**RECORD EXTRACTS**:
_ _ _

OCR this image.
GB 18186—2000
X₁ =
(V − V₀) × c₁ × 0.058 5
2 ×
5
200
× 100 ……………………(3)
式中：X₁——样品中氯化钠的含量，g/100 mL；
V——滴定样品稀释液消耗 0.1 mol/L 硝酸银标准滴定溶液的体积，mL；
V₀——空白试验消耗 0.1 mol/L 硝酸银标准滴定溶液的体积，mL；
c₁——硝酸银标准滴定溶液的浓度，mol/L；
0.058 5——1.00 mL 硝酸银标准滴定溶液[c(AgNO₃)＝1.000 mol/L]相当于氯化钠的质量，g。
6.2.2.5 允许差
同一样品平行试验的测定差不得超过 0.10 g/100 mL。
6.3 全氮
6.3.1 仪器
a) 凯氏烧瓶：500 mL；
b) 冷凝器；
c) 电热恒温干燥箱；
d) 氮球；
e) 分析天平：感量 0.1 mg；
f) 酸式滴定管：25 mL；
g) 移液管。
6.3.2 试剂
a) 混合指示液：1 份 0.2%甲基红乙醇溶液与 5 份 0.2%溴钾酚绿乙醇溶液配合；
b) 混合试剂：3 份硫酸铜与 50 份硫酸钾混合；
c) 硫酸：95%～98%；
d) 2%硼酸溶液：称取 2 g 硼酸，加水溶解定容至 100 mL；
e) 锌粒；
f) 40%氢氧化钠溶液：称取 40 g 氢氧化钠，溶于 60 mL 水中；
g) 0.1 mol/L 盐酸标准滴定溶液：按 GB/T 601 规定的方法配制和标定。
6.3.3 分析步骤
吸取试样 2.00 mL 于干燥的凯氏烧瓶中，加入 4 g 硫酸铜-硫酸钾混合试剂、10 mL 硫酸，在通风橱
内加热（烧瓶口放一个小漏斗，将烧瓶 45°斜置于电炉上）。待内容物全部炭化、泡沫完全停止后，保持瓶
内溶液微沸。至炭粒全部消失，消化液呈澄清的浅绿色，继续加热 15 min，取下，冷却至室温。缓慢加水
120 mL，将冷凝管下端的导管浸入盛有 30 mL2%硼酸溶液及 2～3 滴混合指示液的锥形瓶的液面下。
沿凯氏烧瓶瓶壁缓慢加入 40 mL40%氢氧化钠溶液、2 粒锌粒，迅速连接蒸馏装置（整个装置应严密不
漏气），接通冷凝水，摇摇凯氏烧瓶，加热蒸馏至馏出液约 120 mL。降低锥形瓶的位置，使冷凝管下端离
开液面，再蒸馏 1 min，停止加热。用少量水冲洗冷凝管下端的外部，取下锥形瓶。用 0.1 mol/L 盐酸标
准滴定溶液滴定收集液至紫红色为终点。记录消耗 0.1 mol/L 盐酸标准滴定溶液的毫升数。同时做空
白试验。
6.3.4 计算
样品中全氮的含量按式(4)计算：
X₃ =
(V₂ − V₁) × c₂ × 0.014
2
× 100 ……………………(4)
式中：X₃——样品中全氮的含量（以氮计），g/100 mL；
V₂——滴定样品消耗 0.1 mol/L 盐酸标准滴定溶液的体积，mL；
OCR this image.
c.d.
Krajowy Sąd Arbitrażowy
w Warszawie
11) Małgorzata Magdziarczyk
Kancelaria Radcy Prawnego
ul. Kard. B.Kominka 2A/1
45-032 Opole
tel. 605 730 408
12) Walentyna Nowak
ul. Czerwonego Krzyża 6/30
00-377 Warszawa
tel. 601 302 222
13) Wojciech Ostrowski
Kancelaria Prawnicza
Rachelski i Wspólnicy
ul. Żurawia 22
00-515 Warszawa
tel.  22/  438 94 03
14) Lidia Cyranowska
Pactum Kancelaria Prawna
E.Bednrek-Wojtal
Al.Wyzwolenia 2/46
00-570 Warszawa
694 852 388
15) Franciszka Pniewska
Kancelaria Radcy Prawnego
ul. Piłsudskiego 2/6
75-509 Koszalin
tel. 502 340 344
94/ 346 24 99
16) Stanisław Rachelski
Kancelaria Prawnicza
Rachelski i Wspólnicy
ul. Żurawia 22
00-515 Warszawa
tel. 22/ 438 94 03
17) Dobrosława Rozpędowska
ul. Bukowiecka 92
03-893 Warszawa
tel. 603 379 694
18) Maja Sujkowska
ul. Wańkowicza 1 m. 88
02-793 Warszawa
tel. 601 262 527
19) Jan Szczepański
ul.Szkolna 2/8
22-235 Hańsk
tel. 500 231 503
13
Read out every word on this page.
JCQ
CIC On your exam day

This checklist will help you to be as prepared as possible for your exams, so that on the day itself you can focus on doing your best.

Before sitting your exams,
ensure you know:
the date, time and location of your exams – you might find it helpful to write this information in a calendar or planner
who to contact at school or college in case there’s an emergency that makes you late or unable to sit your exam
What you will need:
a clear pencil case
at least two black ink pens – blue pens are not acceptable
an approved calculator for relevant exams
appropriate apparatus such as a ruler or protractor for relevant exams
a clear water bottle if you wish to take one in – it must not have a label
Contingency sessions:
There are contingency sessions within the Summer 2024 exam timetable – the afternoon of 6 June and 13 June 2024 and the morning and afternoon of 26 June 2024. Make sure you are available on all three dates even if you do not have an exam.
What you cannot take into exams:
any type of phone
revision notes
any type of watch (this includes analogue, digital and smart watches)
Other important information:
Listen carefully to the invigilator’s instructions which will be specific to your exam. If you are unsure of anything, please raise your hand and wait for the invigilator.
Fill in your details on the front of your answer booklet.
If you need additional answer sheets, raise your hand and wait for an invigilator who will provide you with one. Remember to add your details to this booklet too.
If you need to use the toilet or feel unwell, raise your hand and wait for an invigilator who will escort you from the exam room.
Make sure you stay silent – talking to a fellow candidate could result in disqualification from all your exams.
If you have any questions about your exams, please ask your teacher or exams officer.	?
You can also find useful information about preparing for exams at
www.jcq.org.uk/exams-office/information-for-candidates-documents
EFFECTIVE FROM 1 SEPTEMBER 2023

_ _ _

**WHAT THE TASK ASKS**:
Send back each record exactly as it stands.

**EXERCISE SOLUTION**:
OCR this image.
GB 18186—2000
X₁ =
(V − V₀) × c₁ × 0.058 5
2 ×
5
200
× 100 ……………………(3)
式中：X₁——样品中氯化钠的含量，g/100 mL；
V——滴定样品稀释液消耗 0.1 mol/L 硝酸银标准滴定溶液的体积，mL；
V₀——空白试验消耗 0.1 mol/L 硝酸银标准滴定溶液的体积，mL；
c₁——硝酸银标准滴定溶液的浓度，mol/L；
0.058 5——1.00 mL 硝酸银标准滴定溶液[c(AgNO₃)＝1.000 mol/L]相当于氯化钠的质量，g。
6.2.2.5 允许差
同一样品平行试验的测定差不得超过 0.10 g/100 mL。
6.3 全氮
6.3.1 仪器
a) 凯氏烧瓶：500 mL；
b) 冷凝器；
c) 电热恒温干燥箱；
d) 氮球；
e) 分析天平：感量 0.1 mg；
f) 酸式滴定管：25 mL；
g) 移液管。
6.3.2 试剂
a) 混合指示液：1 份 0.2%甲基红乙醇溶液与 5 份 0.2%溴钾酚绿乙醇溶液配合；
b) 混合试剂：3 份硫酸铜与 50 份硫酸钾混合；
c) 硫酸：95%～98%；
d) 2%硼酸溶液：称取 2 g 硼酸，加水溶解定容至 100 mL；
e) 锌粒；
f) 40%氢氧化钠溶液：称取 40 g 氢氧化钠，溶于 60 mL 水中；
g) 0.1 mol/L 盐酸标准滴定溶液：按 GB/T 601 规定的方法配制和标定。
6.3.3 分析步骤
吸取试样 2.00 mL 于干燥的凯氏烧瓶中，加入 4 g 硫酸铜-硫酸钾混合试剂、10 mL 硫酸，在通风橱
内加热（烧瓶口放一个小漏斗，将烧瓶 45°斜置于电炉上）。待内容物全部炭化、泡沫完全停止后，保持瓶
内溶液微沸。至炭粒全部消失，消化液呈澄清的浅绿色，继续加热 15 min，取下，冷却至室温。缓慢加水
120 mL，将冷凝管下端的导管浸入盛有 30 mL2%硼酸溶液及 2～3 滴混合指示液的锥形瓶的液面下。
沿凯氏烧瓶瓶壁缓慢加入 40 mL40%氢氧化钠溶液、2 粒锌粒，迅速连接蒸馏装置（整个装置应严密不
漏气），接通冷凝水，摇摇凯氏烧瓶，加热蒸馏至馏出液约 120 mL。降低锥形瓶的位置，使冷凝管下端离
开液面，再蒸馏 1 min，停止加热。用少量水冲洗冷凝管下端的外部，取下锥形瓶。用 0.1 mol/L 盐酸标
准滴定溶液滴定收集液至紫红色为终点。记录消耗 0.1 mol/L 盐酸标准滴定溶液的毫升数。同时做空
白试验。
6.3.4 计算
样品中全氮的含量按式(4)计算：
X₃ =
(V₂ − V₁) × c₂ × 0.014
2
× 100 ……………………(4)
式中：X₃——样品中全氮的含量（以氮计），g/100 mL；
V₂——滴定样品消耗 0.1 mol/L 盐酸标准滴定溶液的体积，mL；
OCR this image.
c.d.
Krajowy Sąd Arbitrażowy
w Warszawie
11) Małgorzata Magdziarczyk
Kancelaria Radcy Prawnego
ul. Kard. B.Kominka 2A/1
45-032 Opole
tel. 605 730 408
12) Walentyna Nowak
ul. Czerwonego Krzyża 6/30
00-377 Warszawa
tel. 601 302 222
13) Wojciech Ostrowski
Kancelaria Prawnicza
Rachelski i Wspólnicy
ul. Żurawia 22
00-515 Warszawa
tel.  22/  438 94 03
14) Lidia Cyranowska
Pactum Kancelaria Prawna
E.Bednrek-Wojtal
Al.Wyzwolenia 2/46
00-570 Warszawa
694 852 388
15) Franciszka Pniewska
Kancelaria Radcy Prawnego
ul. Piłsudskiego 2/6
75-509 Koszalin
tel. 502 340 344
94/ 346 24 99
16) Stanisław Rachelski
Kancelaria Prawnicza
Rachelski i Wspólnicy
ul. Żurawia 22
00-515 Warszawa
tel. 22/ 438 94 03
17) Dobrosława Rozpędowska
ul. Bukowiecka 92
03-893 Warszawa
tel. 603 379 694
18) Maja Sujkowska
ul. Wańkowicza 1 m. 88
02-793 Warszawa
tel. 601 262 527
19) Jan Szczepański
ul.Szkolna 2/8
22-235 Hańsk
tel. 500 231 503
13
Read out every word on this page.
JCQ
CIC On your exam day

This checklist will help you to be as prepared as possible for your exams, so that on the day itself you can focus on doing your best.

Before sitting your exams,
ensure you know:
the date, time and location of your exams – you might find it helpful to write this information in a calendar or planner
who to contact at school or college in case there’s an emergency that makes you late or unable to sit your exam
What you will need:
a clear pencil case
at least two black ink pens – blue pens are not acceptable
an approved calculator for relevant exams
appropriate apparatus such as a ruler or protractor for relevant exams
a clear water bottle if you wish to take one in – it must not have a label
Contingency sessions:
There are contingency sessions within the Summer 2024 exam timetable – the afternoon of 6 June and 13 June 2024 and the morning and afternoon of 26 June 2024. Make sure you are available on all three dates even if you do not have an exam.
What you cannot take into exams:
any type of phone
revision notes
any type of watch (this includes analogue, digital and smart watches)
Other important information:
Listen carefully to the invigilator’s instructions which will be specific to your exam. If you are unsure of anything, please raise your hand and wait for the invigilator.
Fill in your details on the front of your answer booklet.
If you need additional answer sheets, raise your hand and wait for an invigilator who will provide you with one. Remember to add your details to this booklet too.
If you need to use the toilet or feel unwell, raise your hand and wait for an invigilator who will escort you from the exam room.
Make sure you stay silent – talking to a fellow candidate could result in disqualification from all your exams.
If you have any questions about your exams, please ask your teacher or exams officer.	?
You can also find useful information about preparing for exams at
www.jcq.org.uk/exams-office/information-for-candidates-documents
EFFECTIVE FROM 1 SEPTEMBER 2023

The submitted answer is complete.